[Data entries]
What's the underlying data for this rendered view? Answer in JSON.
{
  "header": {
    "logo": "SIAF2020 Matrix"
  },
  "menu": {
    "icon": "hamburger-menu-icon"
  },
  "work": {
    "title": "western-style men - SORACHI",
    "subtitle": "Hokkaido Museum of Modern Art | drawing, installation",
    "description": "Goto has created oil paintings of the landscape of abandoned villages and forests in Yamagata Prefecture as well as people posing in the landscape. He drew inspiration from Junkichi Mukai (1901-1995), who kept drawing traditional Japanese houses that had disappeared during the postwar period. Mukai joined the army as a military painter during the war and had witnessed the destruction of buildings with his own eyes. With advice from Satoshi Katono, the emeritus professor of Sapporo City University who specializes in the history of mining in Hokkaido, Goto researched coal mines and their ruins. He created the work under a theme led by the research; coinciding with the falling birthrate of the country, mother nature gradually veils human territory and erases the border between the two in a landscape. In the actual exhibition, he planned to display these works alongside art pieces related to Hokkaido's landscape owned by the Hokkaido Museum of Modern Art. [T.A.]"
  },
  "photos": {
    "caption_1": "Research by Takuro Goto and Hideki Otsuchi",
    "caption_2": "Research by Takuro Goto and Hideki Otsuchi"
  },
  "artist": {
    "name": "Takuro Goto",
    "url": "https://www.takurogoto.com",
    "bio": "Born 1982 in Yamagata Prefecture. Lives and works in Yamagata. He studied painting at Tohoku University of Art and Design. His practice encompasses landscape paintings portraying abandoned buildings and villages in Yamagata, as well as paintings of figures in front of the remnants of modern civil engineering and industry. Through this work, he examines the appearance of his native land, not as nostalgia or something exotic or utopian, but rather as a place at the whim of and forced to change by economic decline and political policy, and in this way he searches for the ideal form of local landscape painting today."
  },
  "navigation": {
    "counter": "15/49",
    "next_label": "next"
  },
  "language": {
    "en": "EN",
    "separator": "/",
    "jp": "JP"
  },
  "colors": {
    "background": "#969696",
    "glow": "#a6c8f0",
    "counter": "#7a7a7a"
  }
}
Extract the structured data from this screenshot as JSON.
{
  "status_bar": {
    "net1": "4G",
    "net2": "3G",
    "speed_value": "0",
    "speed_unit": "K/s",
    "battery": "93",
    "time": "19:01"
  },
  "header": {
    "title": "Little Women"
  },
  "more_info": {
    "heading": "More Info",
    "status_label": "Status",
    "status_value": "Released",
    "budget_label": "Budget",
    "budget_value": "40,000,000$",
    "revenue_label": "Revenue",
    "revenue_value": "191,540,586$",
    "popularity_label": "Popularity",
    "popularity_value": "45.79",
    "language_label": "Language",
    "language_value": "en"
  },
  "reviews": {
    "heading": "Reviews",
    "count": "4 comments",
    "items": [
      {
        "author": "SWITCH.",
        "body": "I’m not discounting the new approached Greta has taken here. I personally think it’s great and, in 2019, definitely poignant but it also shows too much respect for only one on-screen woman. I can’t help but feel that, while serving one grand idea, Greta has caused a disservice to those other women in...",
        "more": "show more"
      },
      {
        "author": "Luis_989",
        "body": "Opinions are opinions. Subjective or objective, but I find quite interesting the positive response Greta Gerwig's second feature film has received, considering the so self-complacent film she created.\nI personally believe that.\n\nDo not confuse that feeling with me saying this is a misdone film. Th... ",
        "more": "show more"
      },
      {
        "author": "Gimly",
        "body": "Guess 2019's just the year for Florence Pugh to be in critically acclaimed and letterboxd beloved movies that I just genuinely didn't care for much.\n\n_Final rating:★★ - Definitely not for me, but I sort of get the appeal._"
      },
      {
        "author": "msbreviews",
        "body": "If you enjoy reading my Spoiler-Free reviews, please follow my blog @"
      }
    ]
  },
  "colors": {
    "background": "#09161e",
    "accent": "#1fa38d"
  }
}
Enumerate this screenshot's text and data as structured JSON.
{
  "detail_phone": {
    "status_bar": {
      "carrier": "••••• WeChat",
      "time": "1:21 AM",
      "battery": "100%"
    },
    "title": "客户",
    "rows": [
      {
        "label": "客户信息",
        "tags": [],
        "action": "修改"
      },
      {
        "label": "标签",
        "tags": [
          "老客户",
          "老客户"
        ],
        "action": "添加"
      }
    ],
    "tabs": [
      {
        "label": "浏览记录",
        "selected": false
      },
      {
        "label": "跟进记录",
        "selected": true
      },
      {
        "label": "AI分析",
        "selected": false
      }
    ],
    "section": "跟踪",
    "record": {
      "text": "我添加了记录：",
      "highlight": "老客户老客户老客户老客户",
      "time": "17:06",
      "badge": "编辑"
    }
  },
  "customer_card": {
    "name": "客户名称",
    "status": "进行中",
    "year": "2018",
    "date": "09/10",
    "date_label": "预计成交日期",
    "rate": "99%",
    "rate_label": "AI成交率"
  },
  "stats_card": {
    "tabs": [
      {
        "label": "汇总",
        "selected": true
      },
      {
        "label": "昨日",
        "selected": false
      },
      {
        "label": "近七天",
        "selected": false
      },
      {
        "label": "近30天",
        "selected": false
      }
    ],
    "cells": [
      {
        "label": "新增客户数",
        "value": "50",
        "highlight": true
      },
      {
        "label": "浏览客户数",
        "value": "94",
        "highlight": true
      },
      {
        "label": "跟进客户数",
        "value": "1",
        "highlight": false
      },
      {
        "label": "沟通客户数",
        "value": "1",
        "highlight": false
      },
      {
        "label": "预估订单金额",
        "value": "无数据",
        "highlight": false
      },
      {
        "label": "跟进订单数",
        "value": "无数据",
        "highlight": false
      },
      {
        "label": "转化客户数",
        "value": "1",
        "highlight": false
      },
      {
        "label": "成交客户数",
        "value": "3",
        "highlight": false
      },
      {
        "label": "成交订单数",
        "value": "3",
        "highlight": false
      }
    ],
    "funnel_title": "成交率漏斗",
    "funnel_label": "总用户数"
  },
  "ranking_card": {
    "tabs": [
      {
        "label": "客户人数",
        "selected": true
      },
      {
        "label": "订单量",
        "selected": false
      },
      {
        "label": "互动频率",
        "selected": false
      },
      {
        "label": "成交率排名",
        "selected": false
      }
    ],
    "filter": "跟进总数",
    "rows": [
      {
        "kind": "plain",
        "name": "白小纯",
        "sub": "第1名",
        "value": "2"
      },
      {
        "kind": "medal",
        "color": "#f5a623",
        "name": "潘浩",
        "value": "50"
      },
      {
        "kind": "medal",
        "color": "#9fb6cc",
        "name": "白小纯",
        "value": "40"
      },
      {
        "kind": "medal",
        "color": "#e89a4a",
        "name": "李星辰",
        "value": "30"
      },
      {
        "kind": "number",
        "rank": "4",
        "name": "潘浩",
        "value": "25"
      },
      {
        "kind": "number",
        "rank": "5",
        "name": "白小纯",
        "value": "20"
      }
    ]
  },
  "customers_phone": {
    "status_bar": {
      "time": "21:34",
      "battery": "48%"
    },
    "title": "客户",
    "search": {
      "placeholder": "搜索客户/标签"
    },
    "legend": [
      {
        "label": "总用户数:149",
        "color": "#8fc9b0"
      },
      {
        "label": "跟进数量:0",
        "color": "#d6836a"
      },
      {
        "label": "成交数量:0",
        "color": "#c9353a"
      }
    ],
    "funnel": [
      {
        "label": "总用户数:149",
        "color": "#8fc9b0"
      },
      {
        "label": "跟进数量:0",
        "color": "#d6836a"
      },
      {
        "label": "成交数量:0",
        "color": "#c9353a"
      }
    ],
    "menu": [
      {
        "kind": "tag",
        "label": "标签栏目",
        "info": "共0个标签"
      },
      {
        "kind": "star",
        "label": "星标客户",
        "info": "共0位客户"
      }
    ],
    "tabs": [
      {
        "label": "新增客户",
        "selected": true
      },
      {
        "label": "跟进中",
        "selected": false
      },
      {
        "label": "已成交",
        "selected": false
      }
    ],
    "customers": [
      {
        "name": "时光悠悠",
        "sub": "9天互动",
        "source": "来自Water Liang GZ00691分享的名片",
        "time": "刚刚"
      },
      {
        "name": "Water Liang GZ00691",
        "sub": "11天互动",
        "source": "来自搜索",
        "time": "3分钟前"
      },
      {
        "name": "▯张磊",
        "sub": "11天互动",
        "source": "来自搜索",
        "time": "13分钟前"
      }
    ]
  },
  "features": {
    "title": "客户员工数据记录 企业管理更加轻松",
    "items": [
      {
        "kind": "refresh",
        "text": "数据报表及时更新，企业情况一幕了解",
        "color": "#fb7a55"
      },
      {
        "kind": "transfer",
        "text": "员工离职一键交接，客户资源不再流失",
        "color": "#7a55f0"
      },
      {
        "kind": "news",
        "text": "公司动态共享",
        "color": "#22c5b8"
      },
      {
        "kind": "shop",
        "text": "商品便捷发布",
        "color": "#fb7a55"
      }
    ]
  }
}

→ **EXERCISE REQUIREMENTS**
From the records above, copy every line that holds the word "JSON".

→ **COMPLETE RESPONSE**
What's the underlying data for this rendered view? Answer in JSON.
Extract the structured data from this screenshot as JSON.
Enumerate this screenshot's text and data as structured JSON.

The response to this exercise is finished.